Task:
Find every line of the data below that has "VSMCs" in it. Reply with the number only.
### Dataset records
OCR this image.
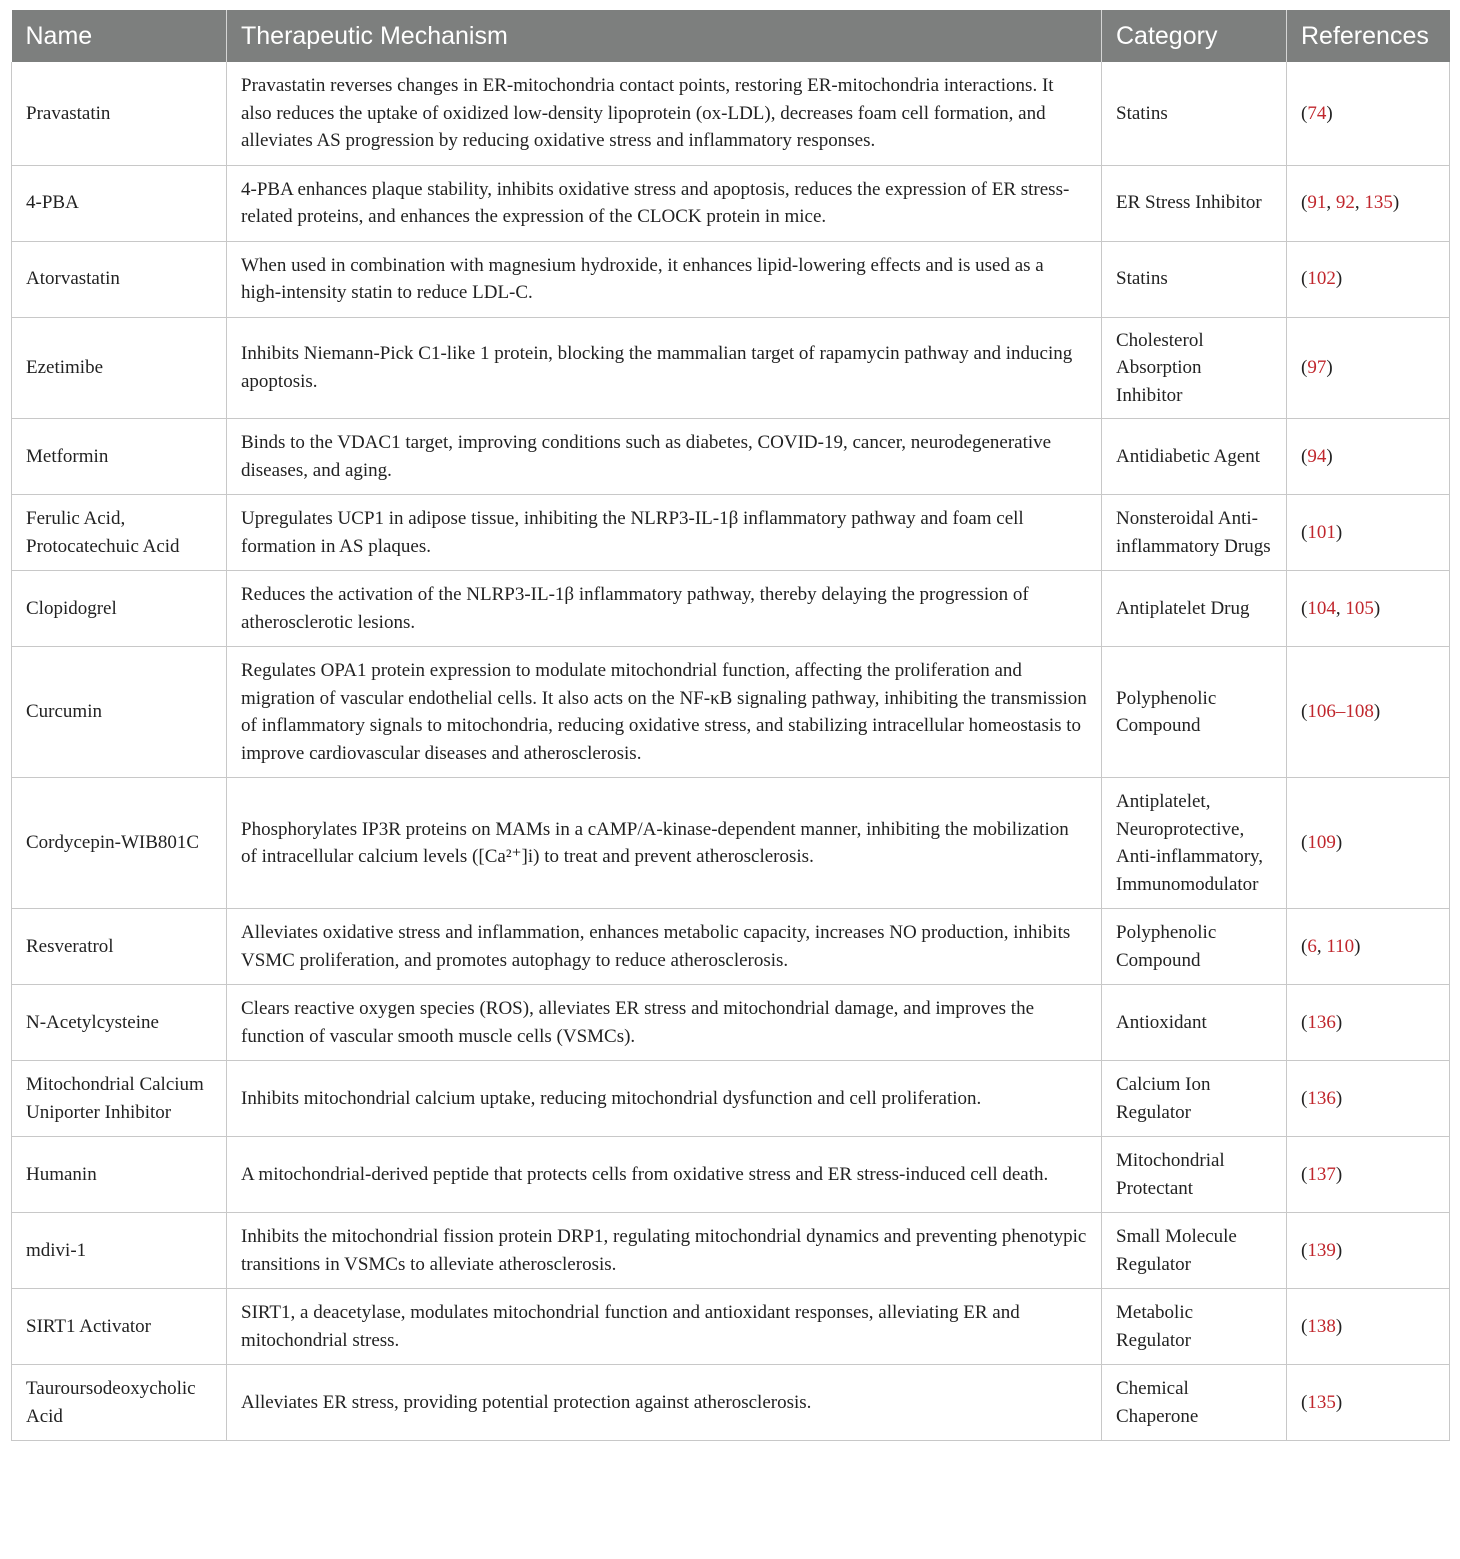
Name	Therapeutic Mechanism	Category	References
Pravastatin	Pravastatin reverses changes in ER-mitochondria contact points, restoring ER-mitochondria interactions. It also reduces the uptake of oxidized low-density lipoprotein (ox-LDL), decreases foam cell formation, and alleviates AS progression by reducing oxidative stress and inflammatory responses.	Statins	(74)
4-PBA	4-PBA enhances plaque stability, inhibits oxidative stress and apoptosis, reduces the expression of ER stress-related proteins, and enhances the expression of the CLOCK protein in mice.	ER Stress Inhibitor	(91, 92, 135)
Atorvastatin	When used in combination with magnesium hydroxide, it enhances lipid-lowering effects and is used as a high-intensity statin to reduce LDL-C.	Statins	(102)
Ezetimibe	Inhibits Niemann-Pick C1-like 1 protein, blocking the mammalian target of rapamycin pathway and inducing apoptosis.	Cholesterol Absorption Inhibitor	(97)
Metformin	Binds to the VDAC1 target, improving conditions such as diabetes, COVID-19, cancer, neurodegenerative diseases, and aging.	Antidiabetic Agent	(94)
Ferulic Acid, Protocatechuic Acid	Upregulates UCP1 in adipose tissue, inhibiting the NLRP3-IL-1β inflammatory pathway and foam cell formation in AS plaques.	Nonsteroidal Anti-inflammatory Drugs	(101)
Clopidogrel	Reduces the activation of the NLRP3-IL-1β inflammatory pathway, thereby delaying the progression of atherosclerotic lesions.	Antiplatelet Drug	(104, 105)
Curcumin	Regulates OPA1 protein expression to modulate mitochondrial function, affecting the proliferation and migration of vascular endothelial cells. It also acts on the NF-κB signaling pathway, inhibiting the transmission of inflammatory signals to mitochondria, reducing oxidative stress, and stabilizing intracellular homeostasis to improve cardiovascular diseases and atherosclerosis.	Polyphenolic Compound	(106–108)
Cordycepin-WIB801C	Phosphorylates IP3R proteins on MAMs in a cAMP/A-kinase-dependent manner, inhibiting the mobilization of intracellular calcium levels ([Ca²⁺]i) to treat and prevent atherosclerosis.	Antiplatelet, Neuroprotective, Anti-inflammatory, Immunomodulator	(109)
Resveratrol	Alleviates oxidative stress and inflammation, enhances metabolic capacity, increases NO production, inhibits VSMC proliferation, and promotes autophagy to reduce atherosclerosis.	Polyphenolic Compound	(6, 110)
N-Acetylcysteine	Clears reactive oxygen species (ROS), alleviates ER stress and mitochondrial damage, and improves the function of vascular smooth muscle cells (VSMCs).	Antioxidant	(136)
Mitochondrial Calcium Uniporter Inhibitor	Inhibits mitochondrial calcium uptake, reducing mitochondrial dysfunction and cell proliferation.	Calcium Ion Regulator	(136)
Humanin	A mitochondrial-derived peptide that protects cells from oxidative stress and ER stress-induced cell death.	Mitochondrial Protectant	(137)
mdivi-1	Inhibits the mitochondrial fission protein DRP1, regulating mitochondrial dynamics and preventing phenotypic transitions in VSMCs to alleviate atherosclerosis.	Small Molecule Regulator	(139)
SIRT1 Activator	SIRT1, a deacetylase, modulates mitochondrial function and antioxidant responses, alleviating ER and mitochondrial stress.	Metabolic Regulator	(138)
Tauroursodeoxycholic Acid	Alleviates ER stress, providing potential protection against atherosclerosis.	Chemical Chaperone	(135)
######
Answer box:
2